Input records:

/---

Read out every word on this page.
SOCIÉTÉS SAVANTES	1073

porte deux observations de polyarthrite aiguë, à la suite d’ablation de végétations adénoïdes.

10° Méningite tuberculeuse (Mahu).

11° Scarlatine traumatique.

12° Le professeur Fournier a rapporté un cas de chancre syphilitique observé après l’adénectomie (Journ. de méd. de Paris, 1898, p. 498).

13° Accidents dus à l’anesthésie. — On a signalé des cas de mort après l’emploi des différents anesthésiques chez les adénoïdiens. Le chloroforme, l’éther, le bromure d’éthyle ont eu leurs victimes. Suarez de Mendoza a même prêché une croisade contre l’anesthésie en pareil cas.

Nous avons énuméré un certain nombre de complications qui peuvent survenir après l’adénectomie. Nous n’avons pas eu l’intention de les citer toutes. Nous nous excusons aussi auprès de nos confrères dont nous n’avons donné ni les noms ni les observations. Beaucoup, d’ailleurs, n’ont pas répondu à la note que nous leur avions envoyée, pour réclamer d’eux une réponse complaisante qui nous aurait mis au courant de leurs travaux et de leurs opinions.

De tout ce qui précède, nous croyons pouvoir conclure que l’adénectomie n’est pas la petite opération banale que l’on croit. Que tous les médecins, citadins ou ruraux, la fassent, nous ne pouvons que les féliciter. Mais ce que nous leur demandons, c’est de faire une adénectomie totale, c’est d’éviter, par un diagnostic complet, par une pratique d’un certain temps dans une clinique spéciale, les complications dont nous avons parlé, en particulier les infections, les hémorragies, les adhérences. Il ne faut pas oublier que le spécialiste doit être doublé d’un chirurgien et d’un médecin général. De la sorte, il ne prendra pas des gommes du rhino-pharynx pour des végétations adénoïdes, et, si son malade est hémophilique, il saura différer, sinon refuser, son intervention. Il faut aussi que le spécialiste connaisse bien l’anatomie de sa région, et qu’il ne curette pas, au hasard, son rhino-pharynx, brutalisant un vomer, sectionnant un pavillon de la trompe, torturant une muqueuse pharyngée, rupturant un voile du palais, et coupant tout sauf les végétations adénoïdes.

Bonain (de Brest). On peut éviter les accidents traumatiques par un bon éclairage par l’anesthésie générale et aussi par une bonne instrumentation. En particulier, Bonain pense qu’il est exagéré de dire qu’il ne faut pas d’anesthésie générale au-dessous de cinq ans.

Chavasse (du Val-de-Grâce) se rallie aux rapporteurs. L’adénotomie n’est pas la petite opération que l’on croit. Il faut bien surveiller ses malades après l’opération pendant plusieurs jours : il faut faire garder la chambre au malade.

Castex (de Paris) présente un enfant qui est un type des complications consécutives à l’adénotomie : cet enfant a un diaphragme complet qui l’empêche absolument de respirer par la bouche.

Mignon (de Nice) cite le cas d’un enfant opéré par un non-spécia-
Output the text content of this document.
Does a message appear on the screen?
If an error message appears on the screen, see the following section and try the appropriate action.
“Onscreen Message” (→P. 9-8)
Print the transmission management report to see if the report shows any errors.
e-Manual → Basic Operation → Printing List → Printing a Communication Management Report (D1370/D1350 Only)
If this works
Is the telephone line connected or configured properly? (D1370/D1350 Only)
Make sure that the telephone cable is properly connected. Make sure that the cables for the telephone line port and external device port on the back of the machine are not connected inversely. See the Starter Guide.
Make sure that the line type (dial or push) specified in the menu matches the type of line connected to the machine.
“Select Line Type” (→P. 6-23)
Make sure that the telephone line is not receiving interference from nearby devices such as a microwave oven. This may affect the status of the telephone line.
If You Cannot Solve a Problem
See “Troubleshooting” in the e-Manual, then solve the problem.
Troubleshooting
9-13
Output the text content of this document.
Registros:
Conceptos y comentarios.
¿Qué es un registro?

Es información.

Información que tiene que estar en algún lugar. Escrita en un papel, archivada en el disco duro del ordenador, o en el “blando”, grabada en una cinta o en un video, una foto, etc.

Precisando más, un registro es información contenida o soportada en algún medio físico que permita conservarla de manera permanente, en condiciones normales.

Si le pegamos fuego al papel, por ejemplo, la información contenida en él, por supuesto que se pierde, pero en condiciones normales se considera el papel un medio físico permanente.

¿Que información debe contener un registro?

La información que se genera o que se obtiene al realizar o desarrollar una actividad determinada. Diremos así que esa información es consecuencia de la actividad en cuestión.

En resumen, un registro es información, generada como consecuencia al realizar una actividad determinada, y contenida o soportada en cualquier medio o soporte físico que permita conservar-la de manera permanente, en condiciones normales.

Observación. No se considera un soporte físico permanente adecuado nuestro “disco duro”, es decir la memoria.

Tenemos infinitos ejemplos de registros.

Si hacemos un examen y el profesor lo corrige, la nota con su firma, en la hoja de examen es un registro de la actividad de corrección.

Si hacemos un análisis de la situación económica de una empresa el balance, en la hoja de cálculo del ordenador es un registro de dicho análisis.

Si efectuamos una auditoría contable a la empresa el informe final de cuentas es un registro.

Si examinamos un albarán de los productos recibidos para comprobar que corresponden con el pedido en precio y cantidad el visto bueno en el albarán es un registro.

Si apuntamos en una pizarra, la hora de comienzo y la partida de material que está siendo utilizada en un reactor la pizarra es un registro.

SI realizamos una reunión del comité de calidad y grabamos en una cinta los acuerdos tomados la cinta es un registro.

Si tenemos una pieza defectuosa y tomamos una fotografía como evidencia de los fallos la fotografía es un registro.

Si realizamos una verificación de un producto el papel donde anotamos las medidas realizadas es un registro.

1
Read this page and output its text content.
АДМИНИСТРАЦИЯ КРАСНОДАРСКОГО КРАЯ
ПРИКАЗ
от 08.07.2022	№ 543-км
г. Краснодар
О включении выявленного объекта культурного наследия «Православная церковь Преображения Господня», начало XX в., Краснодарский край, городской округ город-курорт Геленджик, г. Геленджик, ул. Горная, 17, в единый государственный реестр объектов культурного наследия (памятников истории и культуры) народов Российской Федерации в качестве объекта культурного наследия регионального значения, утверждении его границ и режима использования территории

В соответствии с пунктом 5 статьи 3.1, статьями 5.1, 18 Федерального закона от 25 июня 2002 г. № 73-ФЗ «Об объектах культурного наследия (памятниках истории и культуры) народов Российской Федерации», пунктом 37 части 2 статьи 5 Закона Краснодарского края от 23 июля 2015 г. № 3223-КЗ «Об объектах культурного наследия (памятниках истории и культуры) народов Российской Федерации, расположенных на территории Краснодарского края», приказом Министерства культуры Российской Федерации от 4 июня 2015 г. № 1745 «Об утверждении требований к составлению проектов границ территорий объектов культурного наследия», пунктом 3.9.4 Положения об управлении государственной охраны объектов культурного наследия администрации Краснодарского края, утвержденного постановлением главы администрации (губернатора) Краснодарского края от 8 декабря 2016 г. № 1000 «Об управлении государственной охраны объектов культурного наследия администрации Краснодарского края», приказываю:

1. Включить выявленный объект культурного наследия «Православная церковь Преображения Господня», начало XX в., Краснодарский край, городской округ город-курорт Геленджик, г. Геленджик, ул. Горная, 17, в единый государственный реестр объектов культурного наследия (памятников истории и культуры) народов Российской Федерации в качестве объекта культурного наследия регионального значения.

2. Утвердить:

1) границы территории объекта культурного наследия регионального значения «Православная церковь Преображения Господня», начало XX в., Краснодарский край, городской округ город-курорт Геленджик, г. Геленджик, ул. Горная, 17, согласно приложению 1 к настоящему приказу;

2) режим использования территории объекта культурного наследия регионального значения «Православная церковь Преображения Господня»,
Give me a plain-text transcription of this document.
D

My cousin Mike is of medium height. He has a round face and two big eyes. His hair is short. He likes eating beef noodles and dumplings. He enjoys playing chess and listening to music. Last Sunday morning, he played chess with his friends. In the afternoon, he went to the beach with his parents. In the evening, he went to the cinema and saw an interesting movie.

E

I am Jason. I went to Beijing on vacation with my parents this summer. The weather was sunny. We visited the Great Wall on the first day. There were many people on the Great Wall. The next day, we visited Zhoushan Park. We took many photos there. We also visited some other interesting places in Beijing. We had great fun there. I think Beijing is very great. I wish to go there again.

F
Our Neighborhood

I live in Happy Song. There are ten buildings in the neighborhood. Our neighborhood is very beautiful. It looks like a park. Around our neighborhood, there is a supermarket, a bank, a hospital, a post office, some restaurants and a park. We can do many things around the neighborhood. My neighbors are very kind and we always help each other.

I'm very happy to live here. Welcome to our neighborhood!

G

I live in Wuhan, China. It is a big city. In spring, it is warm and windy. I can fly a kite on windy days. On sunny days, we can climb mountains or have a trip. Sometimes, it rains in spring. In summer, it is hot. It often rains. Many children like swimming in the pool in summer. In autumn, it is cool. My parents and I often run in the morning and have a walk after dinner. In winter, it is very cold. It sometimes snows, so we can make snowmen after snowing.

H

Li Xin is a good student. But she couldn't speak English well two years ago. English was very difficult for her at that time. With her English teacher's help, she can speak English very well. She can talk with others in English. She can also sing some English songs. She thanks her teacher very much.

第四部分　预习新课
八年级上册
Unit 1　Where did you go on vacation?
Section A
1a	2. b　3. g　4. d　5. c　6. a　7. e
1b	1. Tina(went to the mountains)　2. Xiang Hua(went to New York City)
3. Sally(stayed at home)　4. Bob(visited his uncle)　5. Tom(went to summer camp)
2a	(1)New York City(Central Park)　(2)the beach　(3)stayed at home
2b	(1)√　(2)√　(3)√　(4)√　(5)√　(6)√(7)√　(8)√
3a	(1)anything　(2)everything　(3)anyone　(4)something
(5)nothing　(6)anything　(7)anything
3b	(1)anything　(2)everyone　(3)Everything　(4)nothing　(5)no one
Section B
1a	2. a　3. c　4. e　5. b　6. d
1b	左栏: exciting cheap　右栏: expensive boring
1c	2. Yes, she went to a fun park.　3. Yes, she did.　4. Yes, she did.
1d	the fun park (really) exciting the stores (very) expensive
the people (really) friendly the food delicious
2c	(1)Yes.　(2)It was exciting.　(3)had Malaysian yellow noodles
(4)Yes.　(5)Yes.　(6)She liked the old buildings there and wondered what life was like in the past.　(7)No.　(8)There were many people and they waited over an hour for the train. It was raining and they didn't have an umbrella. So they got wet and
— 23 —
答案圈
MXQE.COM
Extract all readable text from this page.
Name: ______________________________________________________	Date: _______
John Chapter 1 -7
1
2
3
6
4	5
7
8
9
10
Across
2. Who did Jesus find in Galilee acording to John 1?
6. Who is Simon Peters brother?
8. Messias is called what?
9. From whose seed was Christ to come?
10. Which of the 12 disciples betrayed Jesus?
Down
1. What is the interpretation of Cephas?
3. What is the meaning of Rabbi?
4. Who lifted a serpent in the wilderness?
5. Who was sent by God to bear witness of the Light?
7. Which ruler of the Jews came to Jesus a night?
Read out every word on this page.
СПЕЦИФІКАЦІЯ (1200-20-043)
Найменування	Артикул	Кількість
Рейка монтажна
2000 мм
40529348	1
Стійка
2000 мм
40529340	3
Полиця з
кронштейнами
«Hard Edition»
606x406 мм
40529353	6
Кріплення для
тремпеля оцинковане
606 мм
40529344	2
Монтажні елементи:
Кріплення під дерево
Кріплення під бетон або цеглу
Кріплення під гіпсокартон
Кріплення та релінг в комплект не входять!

\---

Task description:
From the entries above, copy every line containing the word "anything".

Final answer:
3a	(1)anything　(2)everything　(3)anyone　(4)something
(5)nothing　(6)anything　(7)anything
3b	(1)anything　(2)everyone　(3)Everything　(4)nothing　(5)no one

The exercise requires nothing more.